■ **REQUIRED TASK**:
How many lines in the records below contain the string "alarm"? Case counts. Reply with the number alone.

— BEGIN —

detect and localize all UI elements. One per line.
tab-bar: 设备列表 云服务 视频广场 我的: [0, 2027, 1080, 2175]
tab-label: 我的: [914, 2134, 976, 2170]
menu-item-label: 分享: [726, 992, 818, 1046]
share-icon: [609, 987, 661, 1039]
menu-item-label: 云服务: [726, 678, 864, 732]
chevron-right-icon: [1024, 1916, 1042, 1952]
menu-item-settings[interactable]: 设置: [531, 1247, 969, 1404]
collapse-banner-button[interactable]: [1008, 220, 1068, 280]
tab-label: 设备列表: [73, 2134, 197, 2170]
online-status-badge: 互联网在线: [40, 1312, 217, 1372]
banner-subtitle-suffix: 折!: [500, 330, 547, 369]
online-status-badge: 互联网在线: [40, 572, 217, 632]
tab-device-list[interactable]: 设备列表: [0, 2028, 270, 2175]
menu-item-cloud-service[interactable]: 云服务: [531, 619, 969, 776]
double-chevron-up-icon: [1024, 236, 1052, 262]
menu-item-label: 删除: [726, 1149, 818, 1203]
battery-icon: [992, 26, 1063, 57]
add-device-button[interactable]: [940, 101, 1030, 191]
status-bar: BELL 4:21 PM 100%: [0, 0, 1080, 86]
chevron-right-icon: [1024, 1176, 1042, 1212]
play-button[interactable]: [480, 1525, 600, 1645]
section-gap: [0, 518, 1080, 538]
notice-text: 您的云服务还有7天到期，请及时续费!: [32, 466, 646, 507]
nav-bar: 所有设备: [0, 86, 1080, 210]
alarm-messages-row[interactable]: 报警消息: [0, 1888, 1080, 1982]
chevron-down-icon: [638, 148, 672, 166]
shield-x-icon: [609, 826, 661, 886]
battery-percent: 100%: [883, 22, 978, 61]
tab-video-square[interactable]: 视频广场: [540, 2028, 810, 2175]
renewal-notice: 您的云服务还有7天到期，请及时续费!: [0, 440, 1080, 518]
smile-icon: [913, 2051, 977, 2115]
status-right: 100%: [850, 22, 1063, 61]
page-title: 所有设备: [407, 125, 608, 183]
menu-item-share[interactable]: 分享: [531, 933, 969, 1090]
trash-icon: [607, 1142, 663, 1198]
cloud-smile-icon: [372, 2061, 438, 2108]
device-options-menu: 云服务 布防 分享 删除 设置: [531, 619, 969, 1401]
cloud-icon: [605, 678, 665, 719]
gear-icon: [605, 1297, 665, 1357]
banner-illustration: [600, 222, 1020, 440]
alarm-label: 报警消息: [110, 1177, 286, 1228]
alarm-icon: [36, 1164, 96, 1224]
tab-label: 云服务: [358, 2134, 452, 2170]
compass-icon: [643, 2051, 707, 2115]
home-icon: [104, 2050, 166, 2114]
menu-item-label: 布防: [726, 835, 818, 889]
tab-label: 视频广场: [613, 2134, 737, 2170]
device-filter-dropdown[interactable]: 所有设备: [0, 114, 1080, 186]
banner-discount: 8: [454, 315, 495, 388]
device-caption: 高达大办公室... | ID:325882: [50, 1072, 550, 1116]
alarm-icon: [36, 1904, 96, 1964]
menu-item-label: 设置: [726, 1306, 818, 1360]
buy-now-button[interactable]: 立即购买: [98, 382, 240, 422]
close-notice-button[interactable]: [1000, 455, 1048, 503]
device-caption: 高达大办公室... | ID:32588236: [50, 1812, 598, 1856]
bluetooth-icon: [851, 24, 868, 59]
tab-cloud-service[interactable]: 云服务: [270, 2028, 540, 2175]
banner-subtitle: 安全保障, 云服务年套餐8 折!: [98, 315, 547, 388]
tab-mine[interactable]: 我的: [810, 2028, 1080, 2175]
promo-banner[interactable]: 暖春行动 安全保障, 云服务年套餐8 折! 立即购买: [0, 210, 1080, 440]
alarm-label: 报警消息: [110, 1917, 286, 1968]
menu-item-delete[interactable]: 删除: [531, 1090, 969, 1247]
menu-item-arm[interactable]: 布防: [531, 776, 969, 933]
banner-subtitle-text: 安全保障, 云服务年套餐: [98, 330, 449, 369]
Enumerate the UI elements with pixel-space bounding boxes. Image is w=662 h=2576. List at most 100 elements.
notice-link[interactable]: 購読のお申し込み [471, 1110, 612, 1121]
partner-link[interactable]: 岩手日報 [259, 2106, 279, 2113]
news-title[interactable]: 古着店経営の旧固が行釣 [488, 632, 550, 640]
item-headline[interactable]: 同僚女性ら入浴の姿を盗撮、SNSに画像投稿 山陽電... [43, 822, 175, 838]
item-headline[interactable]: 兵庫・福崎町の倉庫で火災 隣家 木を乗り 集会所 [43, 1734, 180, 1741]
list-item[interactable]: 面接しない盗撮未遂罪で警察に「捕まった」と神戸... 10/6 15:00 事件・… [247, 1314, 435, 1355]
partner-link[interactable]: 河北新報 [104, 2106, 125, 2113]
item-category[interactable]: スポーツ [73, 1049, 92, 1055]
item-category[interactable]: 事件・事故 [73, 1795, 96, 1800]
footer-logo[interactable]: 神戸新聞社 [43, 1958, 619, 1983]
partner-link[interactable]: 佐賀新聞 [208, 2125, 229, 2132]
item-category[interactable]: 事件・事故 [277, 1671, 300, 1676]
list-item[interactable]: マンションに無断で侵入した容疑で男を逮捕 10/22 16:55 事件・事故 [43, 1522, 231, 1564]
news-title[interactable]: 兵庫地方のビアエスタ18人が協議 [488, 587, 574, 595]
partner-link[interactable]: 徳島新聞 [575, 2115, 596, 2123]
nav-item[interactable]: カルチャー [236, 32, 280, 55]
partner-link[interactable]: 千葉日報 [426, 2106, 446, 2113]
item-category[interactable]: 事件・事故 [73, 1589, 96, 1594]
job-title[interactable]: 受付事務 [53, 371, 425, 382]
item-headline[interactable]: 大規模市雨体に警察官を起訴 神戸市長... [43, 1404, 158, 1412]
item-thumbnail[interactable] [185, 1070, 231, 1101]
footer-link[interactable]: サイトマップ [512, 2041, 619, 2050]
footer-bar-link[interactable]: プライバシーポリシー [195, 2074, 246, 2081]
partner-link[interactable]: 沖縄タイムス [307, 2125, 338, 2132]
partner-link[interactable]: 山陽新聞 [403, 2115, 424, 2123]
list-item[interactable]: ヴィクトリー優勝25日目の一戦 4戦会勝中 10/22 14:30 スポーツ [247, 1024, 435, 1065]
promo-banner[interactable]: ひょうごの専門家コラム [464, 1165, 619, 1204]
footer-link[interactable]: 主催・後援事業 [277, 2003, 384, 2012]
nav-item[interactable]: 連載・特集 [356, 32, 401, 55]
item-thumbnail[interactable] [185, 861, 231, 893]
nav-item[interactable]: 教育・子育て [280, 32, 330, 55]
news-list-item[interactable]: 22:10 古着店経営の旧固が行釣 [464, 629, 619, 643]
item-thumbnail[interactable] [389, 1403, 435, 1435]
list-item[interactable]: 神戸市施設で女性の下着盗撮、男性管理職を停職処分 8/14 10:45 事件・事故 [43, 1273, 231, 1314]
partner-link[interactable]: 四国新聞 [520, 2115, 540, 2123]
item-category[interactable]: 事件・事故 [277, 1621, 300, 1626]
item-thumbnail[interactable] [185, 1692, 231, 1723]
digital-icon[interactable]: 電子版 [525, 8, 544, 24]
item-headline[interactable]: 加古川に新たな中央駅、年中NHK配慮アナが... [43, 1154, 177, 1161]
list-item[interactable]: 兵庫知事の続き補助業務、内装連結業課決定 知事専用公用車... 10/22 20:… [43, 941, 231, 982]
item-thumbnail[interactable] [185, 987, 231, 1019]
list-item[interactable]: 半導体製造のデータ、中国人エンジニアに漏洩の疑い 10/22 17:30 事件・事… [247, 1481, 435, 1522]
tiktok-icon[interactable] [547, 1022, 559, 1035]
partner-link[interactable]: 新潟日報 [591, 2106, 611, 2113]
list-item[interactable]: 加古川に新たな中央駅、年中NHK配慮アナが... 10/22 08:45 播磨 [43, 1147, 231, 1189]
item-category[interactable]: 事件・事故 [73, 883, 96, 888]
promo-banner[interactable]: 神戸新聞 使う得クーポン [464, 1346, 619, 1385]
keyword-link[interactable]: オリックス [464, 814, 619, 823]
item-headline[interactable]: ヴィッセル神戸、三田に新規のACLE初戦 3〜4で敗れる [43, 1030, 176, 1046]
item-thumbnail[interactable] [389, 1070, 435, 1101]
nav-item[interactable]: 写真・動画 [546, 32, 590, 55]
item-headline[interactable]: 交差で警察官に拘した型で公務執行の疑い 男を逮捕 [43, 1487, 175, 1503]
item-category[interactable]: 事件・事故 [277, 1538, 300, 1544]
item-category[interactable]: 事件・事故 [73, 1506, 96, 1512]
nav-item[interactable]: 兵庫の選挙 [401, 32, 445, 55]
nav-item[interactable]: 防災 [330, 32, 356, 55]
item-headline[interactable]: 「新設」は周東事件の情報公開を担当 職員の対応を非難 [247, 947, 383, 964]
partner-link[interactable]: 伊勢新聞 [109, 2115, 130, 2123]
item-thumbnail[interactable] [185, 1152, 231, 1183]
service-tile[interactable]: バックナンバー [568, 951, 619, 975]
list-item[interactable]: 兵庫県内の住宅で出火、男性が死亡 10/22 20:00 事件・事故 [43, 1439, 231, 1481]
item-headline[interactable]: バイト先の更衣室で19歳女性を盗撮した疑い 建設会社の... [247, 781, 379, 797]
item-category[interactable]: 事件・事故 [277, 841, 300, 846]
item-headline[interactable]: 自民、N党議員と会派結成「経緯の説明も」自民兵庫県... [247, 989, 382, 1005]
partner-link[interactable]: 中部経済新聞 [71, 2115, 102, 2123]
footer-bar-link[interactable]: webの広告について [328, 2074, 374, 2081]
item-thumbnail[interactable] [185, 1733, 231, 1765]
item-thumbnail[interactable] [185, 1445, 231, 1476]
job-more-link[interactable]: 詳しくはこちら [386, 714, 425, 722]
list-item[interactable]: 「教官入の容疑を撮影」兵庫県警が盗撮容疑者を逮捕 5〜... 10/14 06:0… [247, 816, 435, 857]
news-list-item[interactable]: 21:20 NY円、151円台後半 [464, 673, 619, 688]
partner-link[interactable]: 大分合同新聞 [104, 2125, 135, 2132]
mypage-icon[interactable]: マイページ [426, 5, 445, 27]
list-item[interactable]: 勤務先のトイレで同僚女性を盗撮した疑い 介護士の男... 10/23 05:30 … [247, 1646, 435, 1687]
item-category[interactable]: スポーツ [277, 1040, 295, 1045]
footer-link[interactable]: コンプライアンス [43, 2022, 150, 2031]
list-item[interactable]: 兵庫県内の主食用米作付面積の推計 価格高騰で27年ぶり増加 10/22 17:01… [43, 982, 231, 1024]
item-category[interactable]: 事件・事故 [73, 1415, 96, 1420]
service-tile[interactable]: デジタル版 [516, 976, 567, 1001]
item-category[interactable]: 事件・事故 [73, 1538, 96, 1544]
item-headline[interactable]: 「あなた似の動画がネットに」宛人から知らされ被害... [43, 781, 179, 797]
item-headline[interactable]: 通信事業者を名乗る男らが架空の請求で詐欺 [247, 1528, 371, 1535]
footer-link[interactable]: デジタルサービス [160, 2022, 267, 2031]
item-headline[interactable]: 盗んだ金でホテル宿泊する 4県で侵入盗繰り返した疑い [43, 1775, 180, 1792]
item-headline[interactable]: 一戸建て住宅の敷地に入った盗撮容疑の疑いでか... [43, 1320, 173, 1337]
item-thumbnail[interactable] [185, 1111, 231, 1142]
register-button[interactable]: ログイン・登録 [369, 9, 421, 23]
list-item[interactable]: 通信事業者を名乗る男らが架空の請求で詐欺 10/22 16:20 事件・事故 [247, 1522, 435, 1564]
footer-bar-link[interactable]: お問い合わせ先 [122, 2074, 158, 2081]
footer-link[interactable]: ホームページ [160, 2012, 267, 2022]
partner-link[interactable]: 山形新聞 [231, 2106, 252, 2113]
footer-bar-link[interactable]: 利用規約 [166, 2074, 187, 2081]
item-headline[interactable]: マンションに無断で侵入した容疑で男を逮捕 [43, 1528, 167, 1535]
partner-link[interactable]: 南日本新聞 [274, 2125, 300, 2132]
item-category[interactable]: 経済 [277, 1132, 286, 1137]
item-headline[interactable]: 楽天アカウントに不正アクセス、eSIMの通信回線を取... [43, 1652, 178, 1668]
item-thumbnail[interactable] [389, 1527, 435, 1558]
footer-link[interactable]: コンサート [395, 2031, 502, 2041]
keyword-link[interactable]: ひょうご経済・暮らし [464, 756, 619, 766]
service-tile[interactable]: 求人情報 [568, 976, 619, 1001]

— END —

■ **THE ANSWER**:
5